In the records below, pick out all lines containing the word "sided".
--- BEGIN SUPPLIED RECORDS ---
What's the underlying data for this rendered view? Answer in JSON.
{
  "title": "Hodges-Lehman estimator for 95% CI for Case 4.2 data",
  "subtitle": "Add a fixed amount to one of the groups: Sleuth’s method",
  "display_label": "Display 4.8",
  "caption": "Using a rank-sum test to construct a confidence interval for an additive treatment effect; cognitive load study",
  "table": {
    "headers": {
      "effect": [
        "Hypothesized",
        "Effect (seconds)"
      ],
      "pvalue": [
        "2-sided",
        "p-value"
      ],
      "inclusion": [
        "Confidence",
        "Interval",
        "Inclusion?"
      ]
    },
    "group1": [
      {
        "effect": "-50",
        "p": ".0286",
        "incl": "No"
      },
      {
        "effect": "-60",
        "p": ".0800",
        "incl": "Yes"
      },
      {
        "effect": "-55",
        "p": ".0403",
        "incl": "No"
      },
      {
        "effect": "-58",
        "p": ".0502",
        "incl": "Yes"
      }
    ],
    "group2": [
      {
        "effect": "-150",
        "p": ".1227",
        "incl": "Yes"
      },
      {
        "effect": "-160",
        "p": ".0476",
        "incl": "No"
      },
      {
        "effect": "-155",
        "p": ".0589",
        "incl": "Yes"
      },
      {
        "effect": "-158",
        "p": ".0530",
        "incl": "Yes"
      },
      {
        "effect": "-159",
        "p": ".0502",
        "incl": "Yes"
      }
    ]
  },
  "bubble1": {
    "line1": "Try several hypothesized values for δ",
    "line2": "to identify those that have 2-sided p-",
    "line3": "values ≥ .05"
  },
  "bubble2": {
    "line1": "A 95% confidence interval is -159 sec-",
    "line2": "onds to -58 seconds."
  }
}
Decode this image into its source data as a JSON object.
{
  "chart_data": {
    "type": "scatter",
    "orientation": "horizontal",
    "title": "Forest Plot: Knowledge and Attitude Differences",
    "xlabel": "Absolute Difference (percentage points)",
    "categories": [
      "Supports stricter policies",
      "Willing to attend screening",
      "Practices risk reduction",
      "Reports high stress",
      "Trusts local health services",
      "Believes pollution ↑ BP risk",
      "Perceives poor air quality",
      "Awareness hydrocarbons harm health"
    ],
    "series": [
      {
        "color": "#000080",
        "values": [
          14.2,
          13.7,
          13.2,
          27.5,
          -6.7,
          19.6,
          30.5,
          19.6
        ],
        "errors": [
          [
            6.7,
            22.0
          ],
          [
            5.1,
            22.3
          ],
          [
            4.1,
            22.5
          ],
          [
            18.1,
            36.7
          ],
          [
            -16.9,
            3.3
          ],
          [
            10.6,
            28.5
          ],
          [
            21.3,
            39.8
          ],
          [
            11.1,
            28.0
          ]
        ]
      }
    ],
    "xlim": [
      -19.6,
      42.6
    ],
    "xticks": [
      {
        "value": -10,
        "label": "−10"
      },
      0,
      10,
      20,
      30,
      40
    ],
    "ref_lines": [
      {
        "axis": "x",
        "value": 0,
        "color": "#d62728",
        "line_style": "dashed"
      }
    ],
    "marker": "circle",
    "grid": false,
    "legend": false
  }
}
--- END SUPPLIED RECORDS ---
EXPECTED ANSWER »
        "2-sided",
    "line2": "to identify those that have 2-sided p-",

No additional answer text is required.